* Stated problem
Retype every line of the layout records below word for word, but leave out the pictures.

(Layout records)

──────────────────────────────

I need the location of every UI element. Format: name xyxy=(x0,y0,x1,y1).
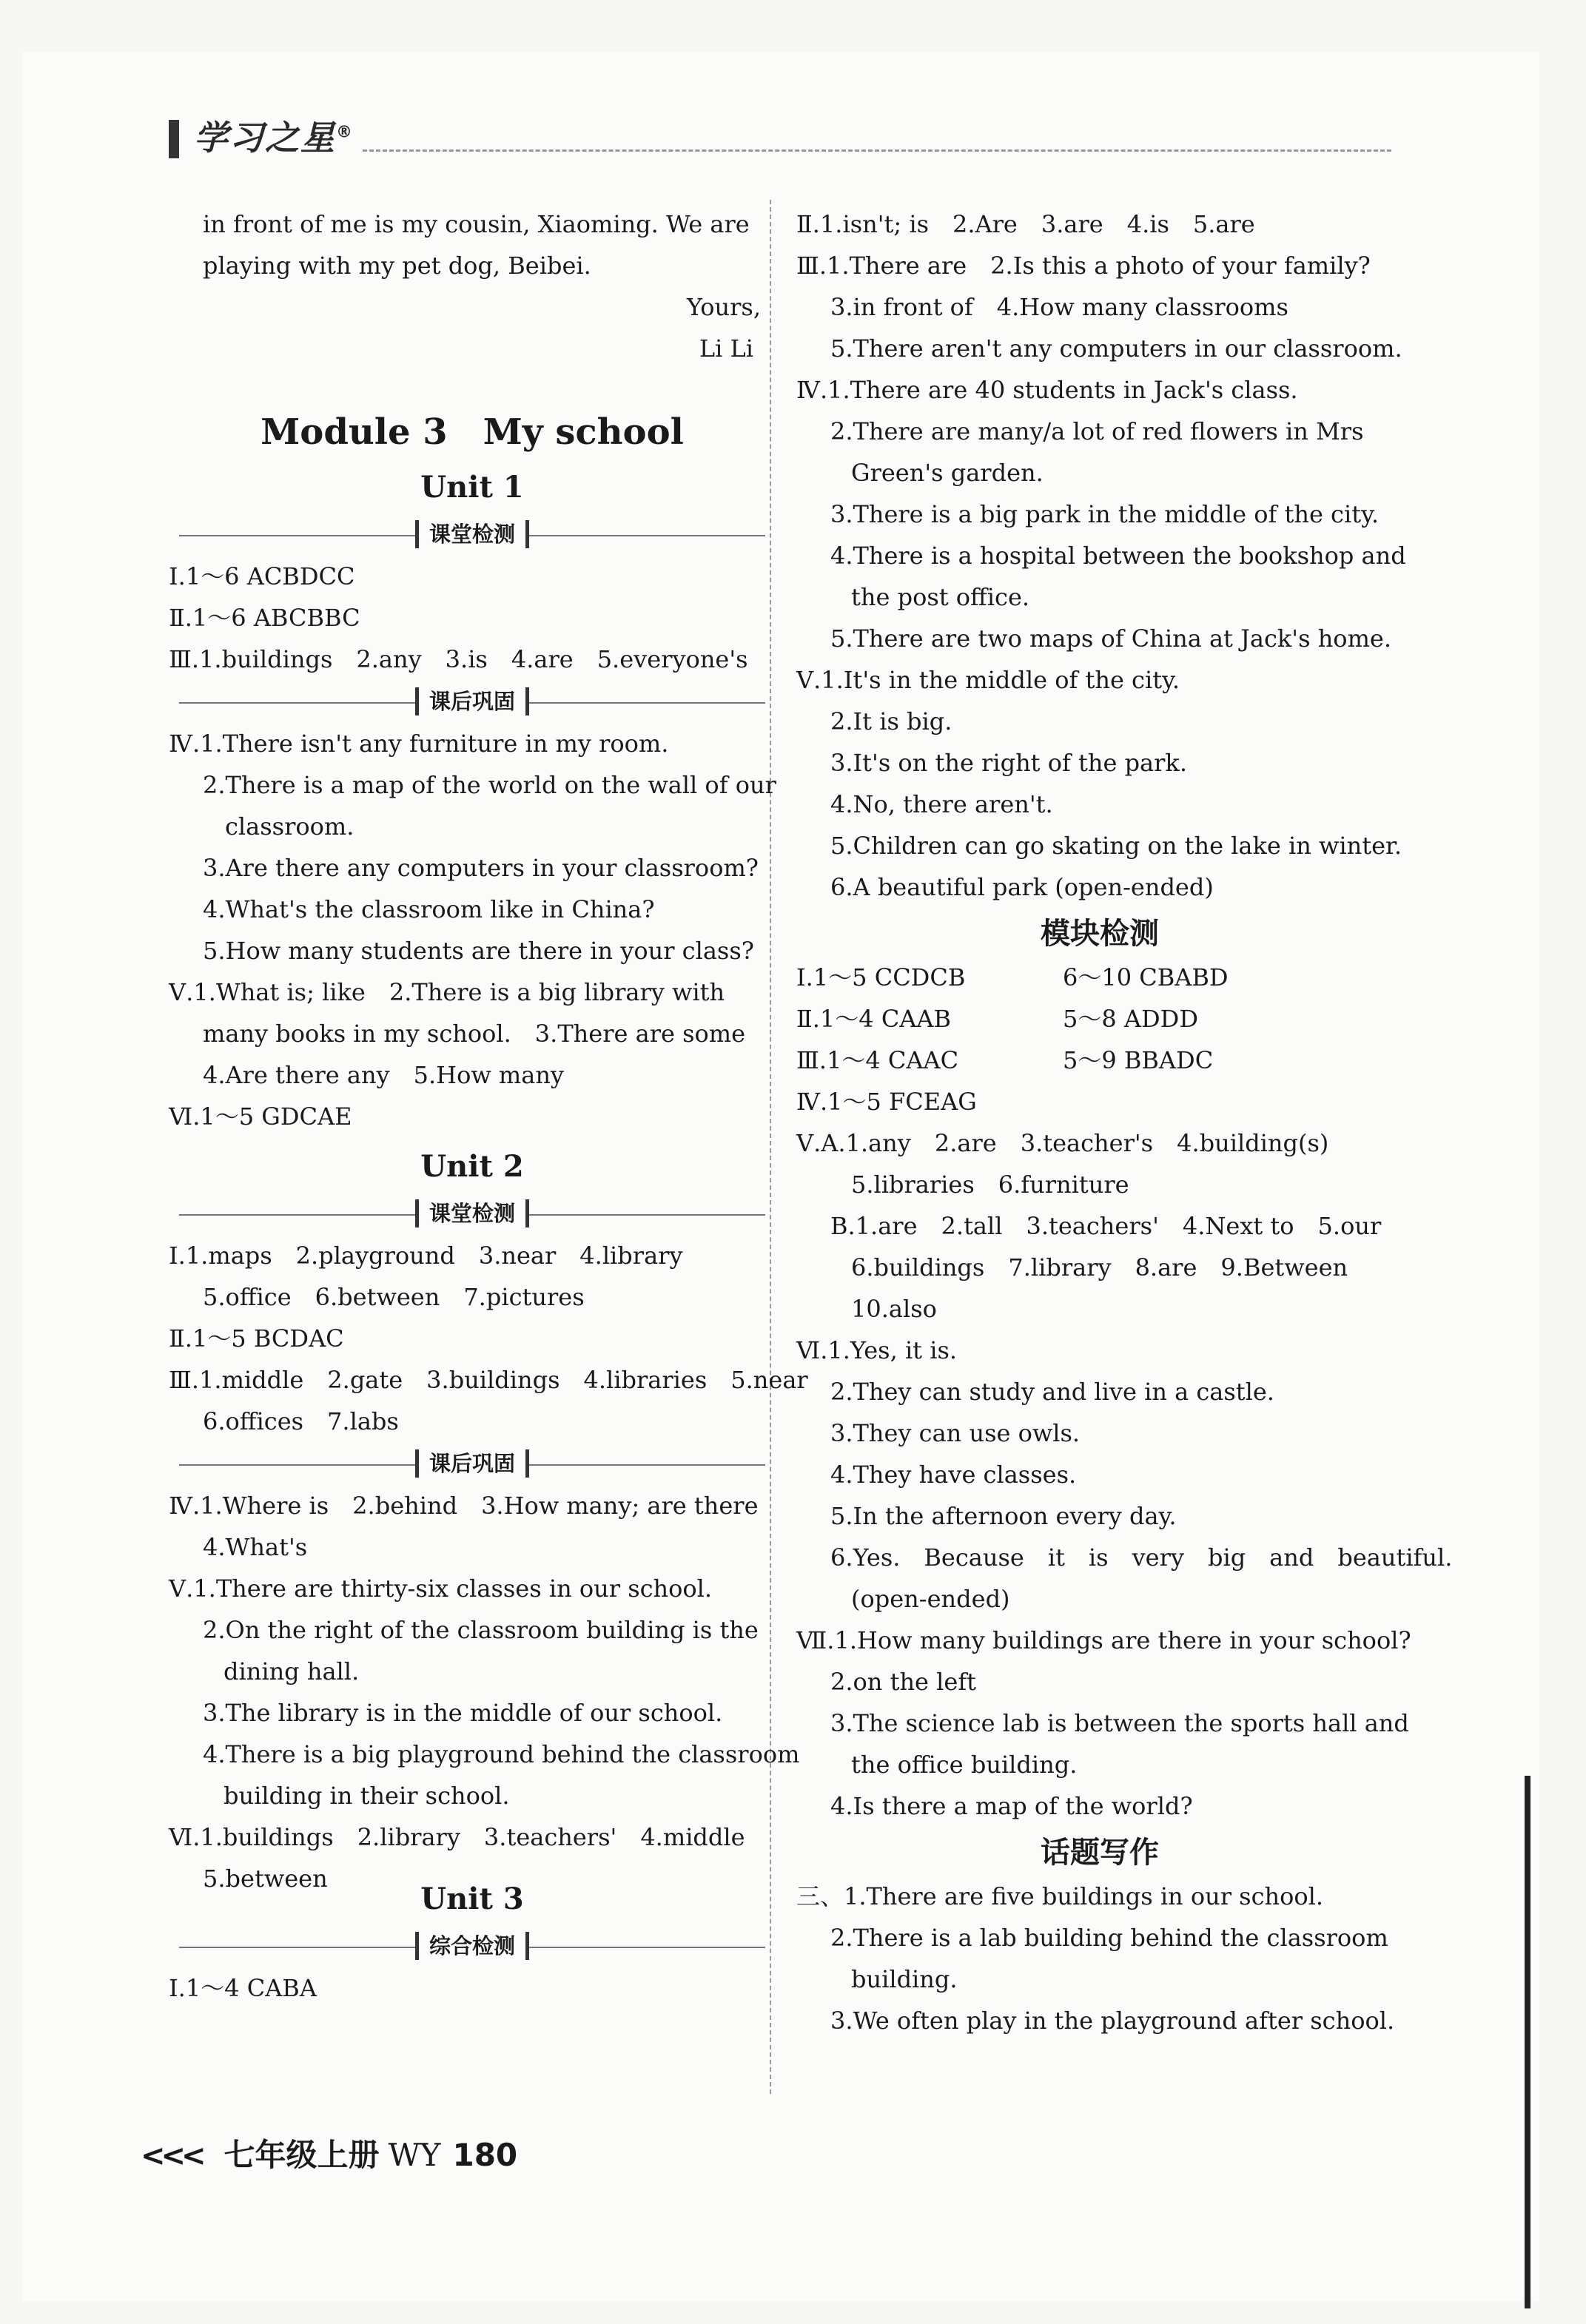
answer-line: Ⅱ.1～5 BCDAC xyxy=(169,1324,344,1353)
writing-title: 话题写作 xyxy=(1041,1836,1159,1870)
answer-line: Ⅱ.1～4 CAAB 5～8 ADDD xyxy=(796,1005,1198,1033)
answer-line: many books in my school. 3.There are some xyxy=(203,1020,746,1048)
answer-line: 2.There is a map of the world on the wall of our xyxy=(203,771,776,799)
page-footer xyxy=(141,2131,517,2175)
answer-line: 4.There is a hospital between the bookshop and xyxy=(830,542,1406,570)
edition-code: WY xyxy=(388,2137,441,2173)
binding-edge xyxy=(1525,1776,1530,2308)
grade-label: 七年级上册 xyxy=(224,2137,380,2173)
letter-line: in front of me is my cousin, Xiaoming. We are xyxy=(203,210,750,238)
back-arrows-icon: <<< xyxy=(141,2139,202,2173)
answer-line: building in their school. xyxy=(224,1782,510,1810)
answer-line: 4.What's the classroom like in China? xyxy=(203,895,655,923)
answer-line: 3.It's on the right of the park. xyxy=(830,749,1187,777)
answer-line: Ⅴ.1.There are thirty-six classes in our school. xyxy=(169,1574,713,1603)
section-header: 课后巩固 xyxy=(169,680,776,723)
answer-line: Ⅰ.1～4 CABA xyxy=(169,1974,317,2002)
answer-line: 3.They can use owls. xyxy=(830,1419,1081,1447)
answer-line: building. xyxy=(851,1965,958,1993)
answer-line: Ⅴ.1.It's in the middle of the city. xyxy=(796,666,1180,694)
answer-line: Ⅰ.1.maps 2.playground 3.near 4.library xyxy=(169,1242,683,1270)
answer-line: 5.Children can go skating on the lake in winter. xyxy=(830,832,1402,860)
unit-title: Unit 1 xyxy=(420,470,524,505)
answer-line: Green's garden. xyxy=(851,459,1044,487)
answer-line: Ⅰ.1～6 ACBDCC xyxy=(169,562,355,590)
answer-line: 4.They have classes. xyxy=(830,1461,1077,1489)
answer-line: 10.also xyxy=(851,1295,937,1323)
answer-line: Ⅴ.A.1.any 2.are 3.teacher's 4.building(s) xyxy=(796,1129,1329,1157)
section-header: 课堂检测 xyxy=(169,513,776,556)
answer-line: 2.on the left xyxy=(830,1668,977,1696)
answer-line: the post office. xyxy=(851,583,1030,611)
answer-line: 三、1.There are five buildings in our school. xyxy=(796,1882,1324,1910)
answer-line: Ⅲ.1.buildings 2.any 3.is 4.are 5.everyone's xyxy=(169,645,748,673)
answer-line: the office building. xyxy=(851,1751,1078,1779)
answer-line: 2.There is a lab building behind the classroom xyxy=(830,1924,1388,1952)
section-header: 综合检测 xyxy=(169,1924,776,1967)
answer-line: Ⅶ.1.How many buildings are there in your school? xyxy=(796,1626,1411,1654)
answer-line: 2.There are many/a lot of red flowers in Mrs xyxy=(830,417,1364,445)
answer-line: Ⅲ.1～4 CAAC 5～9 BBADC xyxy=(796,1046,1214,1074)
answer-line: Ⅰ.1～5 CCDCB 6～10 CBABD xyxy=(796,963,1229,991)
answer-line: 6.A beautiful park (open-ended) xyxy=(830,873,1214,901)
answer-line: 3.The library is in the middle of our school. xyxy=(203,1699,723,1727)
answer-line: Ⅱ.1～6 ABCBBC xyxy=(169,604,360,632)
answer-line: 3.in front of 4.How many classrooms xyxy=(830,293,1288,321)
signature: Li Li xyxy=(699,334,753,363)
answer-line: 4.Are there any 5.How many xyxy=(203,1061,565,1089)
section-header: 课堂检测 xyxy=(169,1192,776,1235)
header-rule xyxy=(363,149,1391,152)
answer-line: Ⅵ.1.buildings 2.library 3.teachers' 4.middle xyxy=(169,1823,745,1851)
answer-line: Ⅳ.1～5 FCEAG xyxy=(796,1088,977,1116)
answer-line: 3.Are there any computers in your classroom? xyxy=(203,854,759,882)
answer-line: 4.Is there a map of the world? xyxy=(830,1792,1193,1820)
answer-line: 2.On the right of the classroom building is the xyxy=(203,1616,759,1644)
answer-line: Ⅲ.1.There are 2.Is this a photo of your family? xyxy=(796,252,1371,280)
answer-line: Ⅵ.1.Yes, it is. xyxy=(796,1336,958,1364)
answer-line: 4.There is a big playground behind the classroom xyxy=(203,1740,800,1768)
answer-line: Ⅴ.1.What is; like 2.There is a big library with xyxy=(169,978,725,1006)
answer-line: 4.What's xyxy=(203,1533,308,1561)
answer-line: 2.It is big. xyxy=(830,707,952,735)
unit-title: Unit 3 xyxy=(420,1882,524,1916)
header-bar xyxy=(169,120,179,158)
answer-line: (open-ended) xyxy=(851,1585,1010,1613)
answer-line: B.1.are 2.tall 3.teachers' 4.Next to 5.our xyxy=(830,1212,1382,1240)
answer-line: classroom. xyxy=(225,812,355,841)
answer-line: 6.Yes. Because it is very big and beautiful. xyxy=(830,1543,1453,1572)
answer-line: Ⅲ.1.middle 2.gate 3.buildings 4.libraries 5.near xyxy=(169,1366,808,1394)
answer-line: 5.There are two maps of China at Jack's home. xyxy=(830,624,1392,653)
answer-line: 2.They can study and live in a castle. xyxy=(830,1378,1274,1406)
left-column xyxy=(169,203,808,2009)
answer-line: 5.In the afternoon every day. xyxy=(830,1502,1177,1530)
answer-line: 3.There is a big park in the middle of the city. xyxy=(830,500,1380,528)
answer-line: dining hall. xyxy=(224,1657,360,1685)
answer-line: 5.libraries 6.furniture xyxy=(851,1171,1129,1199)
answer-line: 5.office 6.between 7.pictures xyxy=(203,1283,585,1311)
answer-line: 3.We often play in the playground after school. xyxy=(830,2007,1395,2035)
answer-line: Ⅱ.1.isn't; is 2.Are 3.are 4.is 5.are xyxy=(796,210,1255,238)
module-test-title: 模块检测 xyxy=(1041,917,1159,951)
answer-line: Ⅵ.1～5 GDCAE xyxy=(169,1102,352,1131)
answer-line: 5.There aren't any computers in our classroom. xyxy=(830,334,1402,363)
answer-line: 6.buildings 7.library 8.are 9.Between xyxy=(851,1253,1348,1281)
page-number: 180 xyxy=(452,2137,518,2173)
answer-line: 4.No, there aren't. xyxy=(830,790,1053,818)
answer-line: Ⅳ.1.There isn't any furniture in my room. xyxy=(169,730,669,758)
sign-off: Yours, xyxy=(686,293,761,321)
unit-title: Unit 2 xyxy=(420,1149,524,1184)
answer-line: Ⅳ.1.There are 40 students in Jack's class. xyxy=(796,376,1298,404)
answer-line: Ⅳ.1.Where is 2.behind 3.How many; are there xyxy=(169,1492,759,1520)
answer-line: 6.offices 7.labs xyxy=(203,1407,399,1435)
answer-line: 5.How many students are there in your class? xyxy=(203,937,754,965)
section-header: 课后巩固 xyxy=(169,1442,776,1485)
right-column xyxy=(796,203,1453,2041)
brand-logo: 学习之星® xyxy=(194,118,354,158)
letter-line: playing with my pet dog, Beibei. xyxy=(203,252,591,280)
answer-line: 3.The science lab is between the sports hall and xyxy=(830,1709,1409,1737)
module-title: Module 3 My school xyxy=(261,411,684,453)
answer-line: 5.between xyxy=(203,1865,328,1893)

──────────────────────────────

* Response to this exercise
I need the location of every UI element. Format: name xyxy=(x0,y0,x1,y1).
answer-line: Ⅱ.1～5 BCDAC xyxy=(169,1324,344,1353)
writing-title: 话题写作 xyxy=(1041,1836,1159,1870)
answer-line: Ⅱ.1～4 CAAB 5～8 ADDD xyxy=(796,1005,1198,1033)
answer-line: many books in my school. 3.There are some xyxy=(203,1020,746,1048)
answer-line: 2.There is a map of the world on the wall of our xyxy=(203,771,776,799)
page-footer xyxy=(141,2131,517,2175)
answer-line: 4.There is a hospital between the bookshop and xyxy=(830,542,1406,570)
edition-code: WY xyxy=(388,2137,441,2173)
binding-edge xyxy=(1525,1776,1530,2308)
grade-label: 七年级上册 xyxy=(224,2137,380,2173)
letter-line: in front of me is my cousin, Xiaoming. We are xyxy=(203,210,750,238)
back-arrows-icon: <<< xyxy=(141,2139,202,2173)
answer-line: building in their school. xyxy=(224,1782,510,1810)
answer-line: 4.What's the classroom like in China? xyxy=(203,895,655,923)
answer-line: 3.It's on the right of the park. xyxy=(830,749,1187,777)
answer-line: Ⅴ.1.There are thirty-six classes in our school. xyxy=(169,1574,713,1603)
section-header: 课后巩固 xyxy=(169,680,776,723)
answer-line: Ⅰ.1～4 CABA xyxy=(169,1974,317,2002)
answer-line: 3.They can use owls. xyxy=(830,1419,1081,1447)
answer-line: building. xyxy=(851,1965,958,1993)
answer-line: Ⅴ.1.It's in the middle of the city. xyxy=(796,666,1180,694)
answer-line: Ⅰ.1.maps 2.playground 3.near 4.library xyxy=(169,1242,683,1270)
answer-line: 5.Children can go skating on the lake in winter. xyxy=(830,832,1402,860)
unit-title: Unit 1 xyxy=(420,470,524,505)
answer-line: Green's garden. xyxy=(851,459,1044,487)
answer-line: Ⅰ.1～6 ACBDCC xyxy=(169,562,355,590)
answer-line: 4.They have classes. xyxy=(830,1461,1077,1489)
answer-line: 10.also xyxy=(851,1295,937,1323)
answer-line: Ⅴ.A.1.any 2.are 3.teacher's 4.building(s) xyxy=(796,1129,1329,1157)
section-header: 课堂检测 xyxy=(169,513,776,556)
answer-line: 2.on the left xyxy=(830,1668,977,1696)
answer-line: the post office. xyxy=(851,583,1030,611)
answer-line: 三、1.There are five buildings in our school. xyxy=(796,1882,1324,1910)
answer-line: Ⅲ.1.buildings 2.any 3.is 4.are 5.everyone's xyxy=(169,645,748,673)
answer-line: the office building. xyxy=(851,1751,1078,1779)
answer-line: 2.There is a lab building behind the classroom xyxy=(830,1924,1388,1952)
section-header: 综合检测 xyxy=(169,1924,776,1967)
answer-line: Ⅶ.1.How many buildings are there in your school? xyxy=(796,1626,1411,1654)
answer-line: 2.There are many/a lot of red flowers in Mrs xyxy=(830,417,1364,445)
answer-line: Ⅲ.1～4 CAAC 5～9 BBADC xyxy=(796,1046,1214,1074)
answer-line: Ⅰ.1～5 CCDCB 6～10 CBABD xyxy=(796,963,1229,991)
answer-line: 6.A beautiful park (open-ended) xyxy=(830,873,1214,901)
answer-line: 3.The library is in the middle of our school. xyxy=(203,1699,723,1727)
answer-line: Ⅱ.1～6 ABCBBC xyxy=(169,604,360,632)
answer-line: 3.in front of 4.How many classrooms xyxy=(830,293,1288,321)
signature: Li Li xyxy=(699,334,753,363)
answer-line: 4.Are there any 5.How many xyxy=(203,1061,565,1089)
section-header: 课堂检测 xyxy=(169,1192,776,1235)
header-rule xyxy=(363,149,1391,152)
answer-line: Ⅵ.1.buildings 2.library 3.teachers' 4.middle xyxy=(169,1823,745,1851)
answer-line: Ⅳ.1～5 FCEAG xyxy=(796,1088,977,1116)
answer-line: 3.Are there any computers in your classroom? xyxy=(203,854,759,882)
answer-line: 4.Is there a map of the world? xyxy=(830,1792,1193,1820)
answer-line: 2.On the right of the classroom building is the xyxy=(203,1616,759,1644)
answer-line: Ⅲ.1.There are 2.Is this a photo of your family? xyxy=(796,252,1371,280)
answer-line: Ⅵ.1.Yes, it is. xyxy=(796,1336,958,1364)
answer-line: 4.There is a big playground behind the classroom xyxy=(203,1740,800,1768)
answer-line: Ⅴ.1.What is; like 2.There is a big library with xyxy=(169,978,725,1006)
answer-line: 4.What's xyxy=(203,1533,308,1561)
answer-line: 2.It is big. xyxy=(830,707,952,735)
unit-title: Unit 3 xyxy=(420,1882,524,1916)
header-bar xyxy=(169,120,179,158)
answer-line: (open-ended) xyxy=(851,1585,1010,1613)
answer-line: B.1.are 2.tall 3.teachers' 4.Next to 5.our xyxy=(830,1212,1382,1240)
answer-line: classroom. xyxy=(225,812,355,841)
answer-line: 6.Yes. Because it is very big and beautiful. xyxy=(830,1543,1453,1572)
answer-line: Ⅲ.1.middle 2.gate 3.buildings 4.libraries 5.near xyxy=(169,1366,808,1394)
answer-line: 5.There are two maps of China at Jack's home. xyxy=(830,624,1392,653)
answer-line: 2.They can study and live in a castle. xyxy=(830,1378,1274,1406)
left-column xyxy=(169,203,808,2009)
answer-line: 5.In the afternoon every day. xyxy=(830,1502,1177,1530)
answer-line: 3.There is a big park in the middle of the city. xyxy=(830,500,1380,528)
answer-line: dining hall. xyxy=(224,1657,360,1685)
answer-line: 5.libraries 6.furniture xyxy=(851,1171,1129,1199)
answer-line: 5.office 6.between 7.pictures xyxy=(203,1283,585,1311)
answer-line: 3.We often play in the playground after school. xyxy=(830,2007,1395,2035)
answer-line: Ⅱ.1.isn't; is 2.Are 3.are 4.is 5.are xyxy=(796,210,1255,238)
module-test-title: 模块检测 xyxy=(1041,917,1159,951)
answer-line: Ⅵ.1～5 GDCAE xyxy=(169,1102,352,1131)
answer-line: 5.There aren't any computers in our classroom. xyxy=(830,334,1402,363)
answer-line: 6.buildings 7.library 8.are 9.Between xyxy=(851,1253,1348,1281)
page-number: 180 xyxy=(452,2137,518,2173)
answer-line: 4.No, there aren't. xyxy=(830,790,1053,818)
answer-line: Ⅳ.1.There isn't any furniture in my room. xyxy=(169,730,669,758)
sign-off: Yours, xyxy=(686,293,761,321)
unit-title: Unit 2 xyxy=(420,1149,524,1184)
answer-line: Ⅳ.1.There are 40 students in Jack's class. xyxy=(796,376,1298,404)
answer-line: Ⅳ.1.Where is 2.behind 3.How many; are there xyxy=(169,1492,759,1520)
answer-line: 6.offices 7.labs xyxy=(203,1407,399,1435)
answer-line: 5.How many students are there in your class? xyxy=(203,937,754,965)
section-header: 课后巩固 xyxy=(169,1442,776,1485)
right-column xyxy=(796,203,1453,2041)
brand-logo: 学习之星® xyxy=(194,118,354,158)
letter-line: playing with my pet dog, Beibei. xyxy=(203,252,591,280)
answer-line: 3.The science lab is between the sports hall and xyxy=(830,1709,1409,1737)
module-title: Module 3 My school xyxy=(261,411,684,453)
answer-line: 5.between xyxy=(203,1865,328,1893)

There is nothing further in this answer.